== EXTRACTED DATA ==

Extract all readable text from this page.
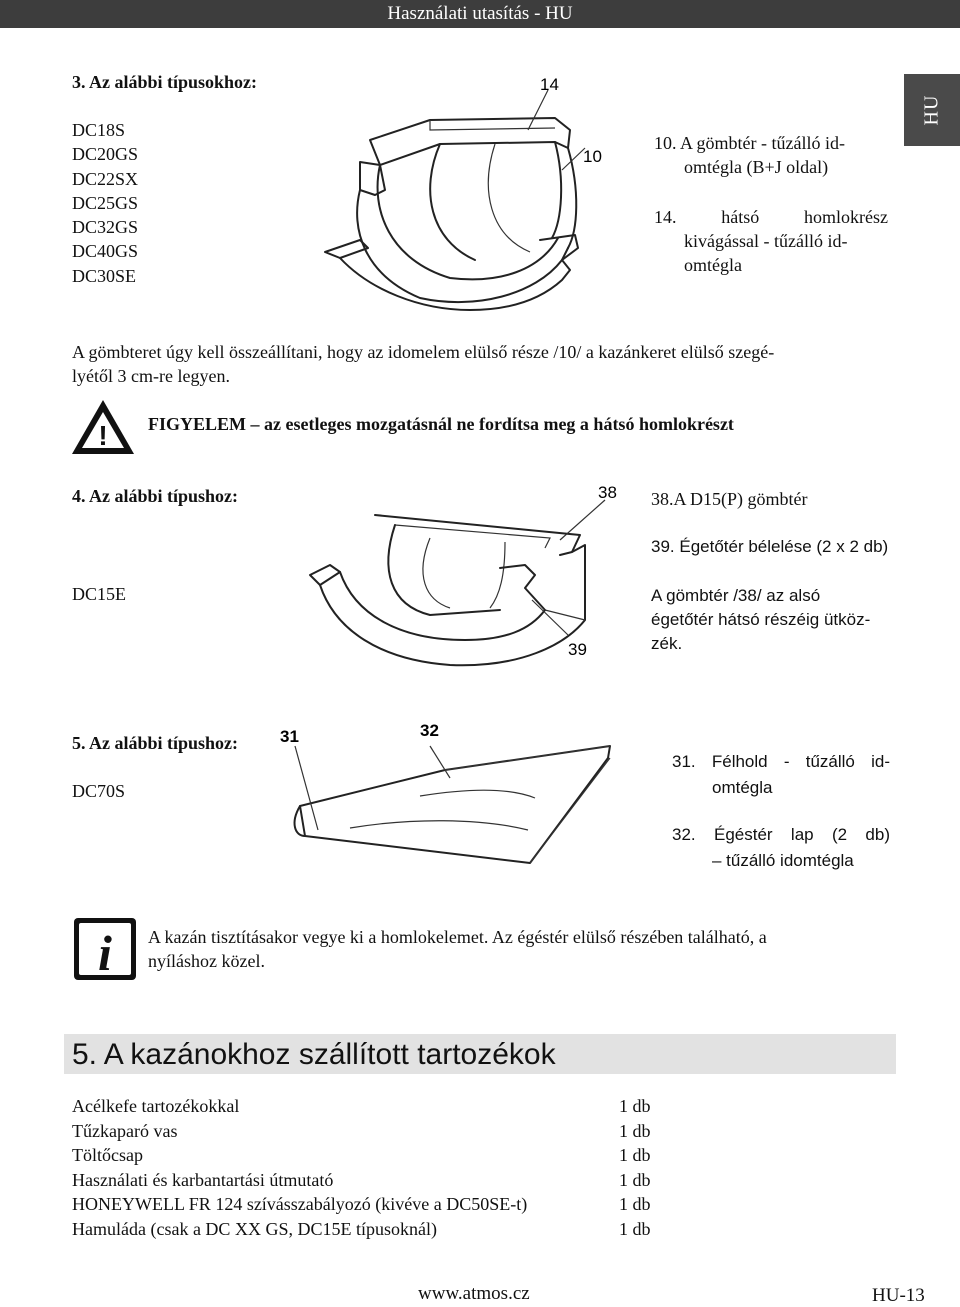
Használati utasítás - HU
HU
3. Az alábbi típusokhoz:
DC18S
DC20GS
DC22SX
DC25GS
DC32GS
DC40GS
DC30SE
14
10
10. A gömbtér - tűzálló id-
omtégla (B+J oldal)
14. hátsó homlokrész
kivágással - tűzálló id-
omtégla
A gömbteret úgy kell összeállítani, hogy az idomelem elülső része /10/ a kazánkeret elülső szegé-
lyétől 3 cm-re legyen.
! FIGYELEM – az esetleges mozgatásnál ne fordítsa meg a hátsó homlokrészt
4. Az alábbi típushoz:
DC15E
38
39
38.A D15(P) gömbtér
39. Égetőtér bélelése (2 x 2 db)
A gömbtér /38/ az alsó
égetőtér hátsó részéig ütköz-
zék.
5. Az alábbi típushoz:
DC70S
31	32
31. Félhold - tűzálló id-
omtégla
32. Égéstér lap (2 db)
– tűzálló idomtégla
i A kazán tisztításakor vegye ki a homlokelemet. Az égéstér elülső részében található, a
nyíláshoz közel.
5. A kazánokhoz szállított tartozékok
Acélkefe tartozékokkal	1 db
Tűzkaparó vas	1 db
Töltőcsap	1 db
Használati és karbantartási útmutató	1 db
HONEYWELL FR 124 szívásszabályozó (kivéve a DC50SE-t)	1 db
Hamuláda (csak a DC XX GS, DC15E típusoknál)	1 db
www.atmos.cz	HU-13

* * *

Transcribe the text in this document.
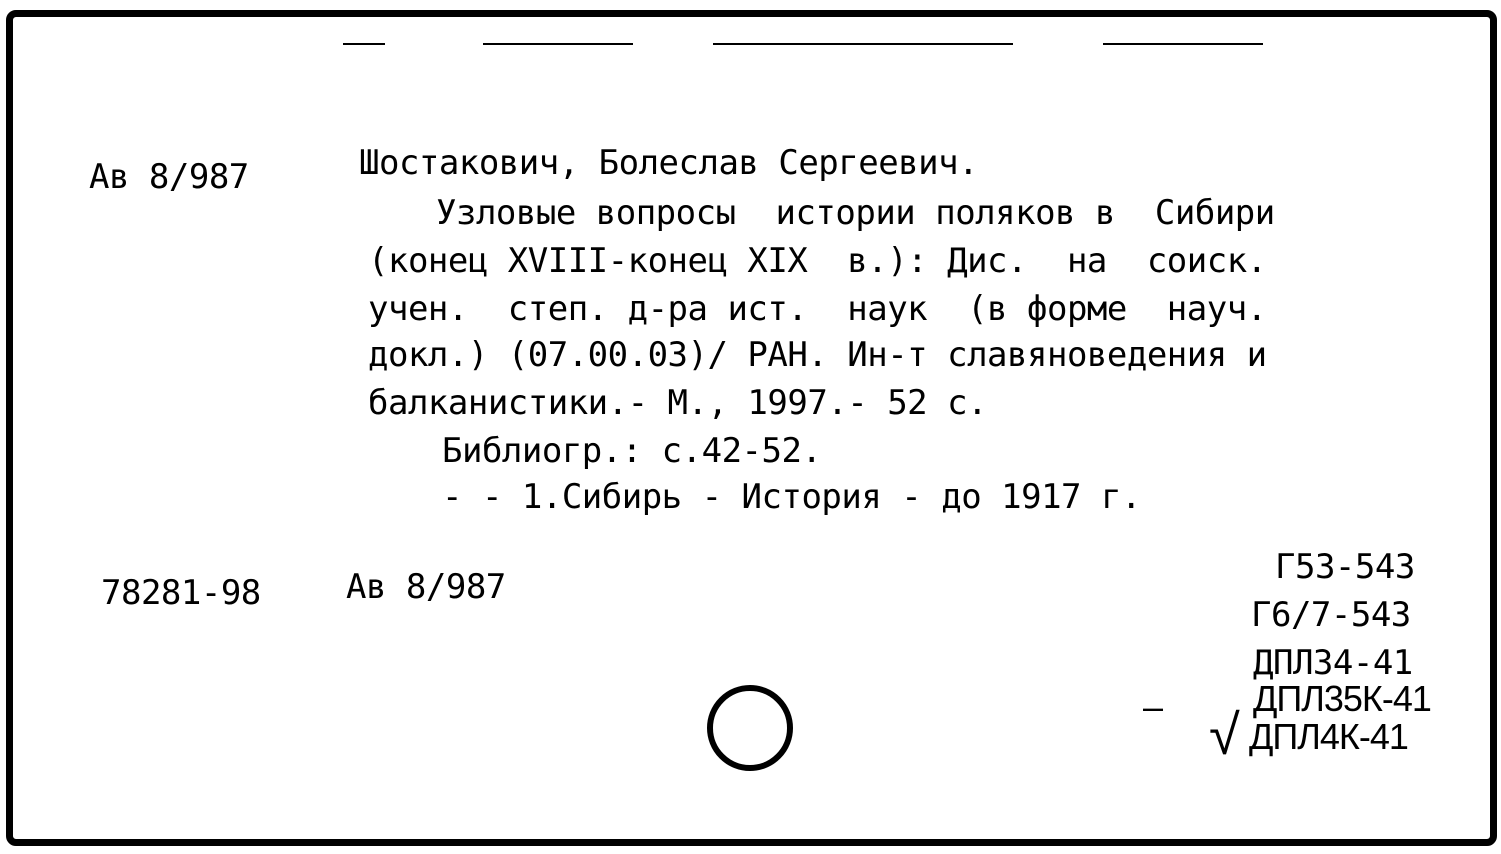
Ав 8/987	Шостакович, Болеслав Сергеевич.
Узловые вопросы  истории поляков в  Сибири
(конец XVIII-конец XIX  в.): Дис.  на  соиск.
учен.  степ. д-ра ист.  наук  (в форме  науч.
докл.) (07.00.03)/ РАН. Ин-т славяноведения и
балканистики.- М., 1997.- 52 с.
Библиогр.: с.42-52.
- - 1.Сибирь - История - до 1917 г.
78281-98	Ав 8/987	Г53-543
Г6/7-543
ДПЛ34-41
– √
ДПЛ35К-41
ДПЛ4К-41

--

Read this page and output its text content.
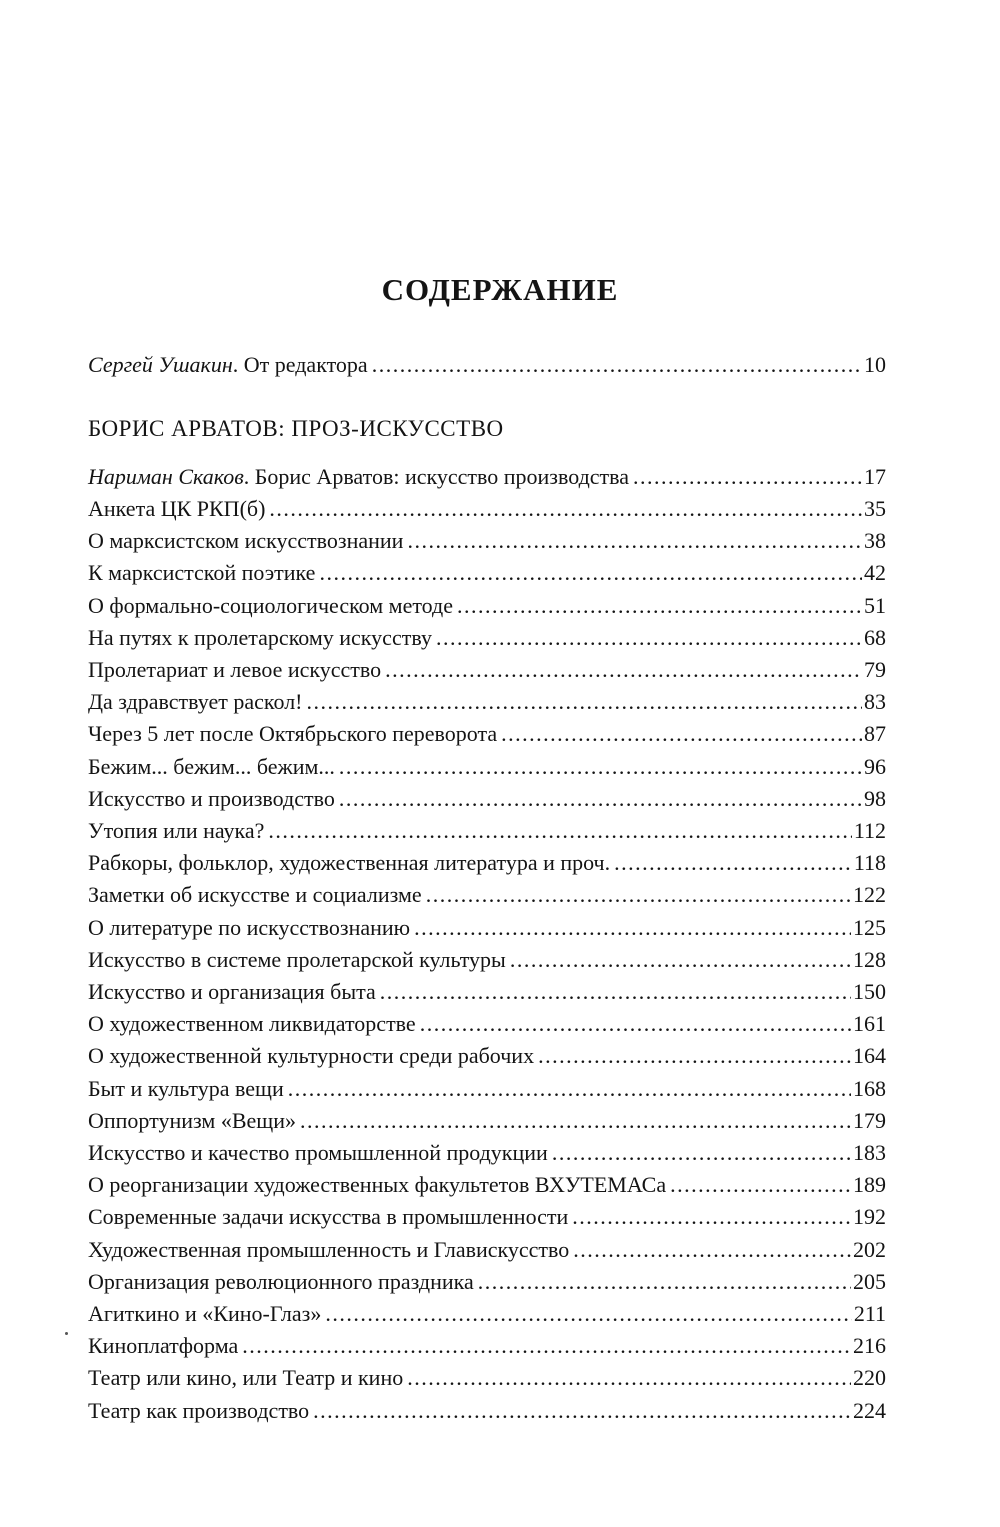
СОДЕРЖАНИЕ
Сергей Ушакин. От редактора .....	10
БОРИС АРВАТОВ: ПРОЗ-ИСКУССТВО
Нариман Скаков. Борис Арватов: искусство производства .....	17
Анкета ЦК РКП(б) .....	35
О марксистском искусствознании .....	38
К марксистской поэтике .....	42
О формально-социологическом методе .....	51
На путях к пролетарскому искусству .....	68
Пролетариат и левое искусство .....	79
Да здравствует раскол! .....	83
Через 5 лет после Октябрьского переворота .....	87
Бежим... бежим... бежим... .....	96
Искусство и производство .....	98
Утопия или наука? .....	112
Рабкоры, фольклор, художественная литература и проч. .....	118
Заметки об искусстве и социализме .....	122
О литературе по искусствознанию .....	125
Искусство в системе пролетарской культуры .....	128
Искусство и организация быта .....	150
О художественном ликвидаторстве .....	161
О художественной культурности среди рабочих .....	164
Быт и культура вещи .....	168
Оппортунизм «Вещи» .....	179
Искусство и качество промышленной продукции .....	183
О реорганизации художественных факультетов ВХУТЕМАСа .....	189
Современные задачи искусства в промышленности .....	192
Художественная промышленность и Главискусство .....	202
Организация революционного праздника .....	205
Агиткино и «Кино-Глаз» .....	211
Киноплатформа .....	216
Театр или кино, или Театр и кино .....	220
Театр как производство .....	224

== DIRECTIONS FOR THIS TASK ==
For the listing above, identify each line bearing "Театр".

== EXERCISE RESULT ==
Театр или кино, или Театр и кино .....	220
Театр как производство .....	224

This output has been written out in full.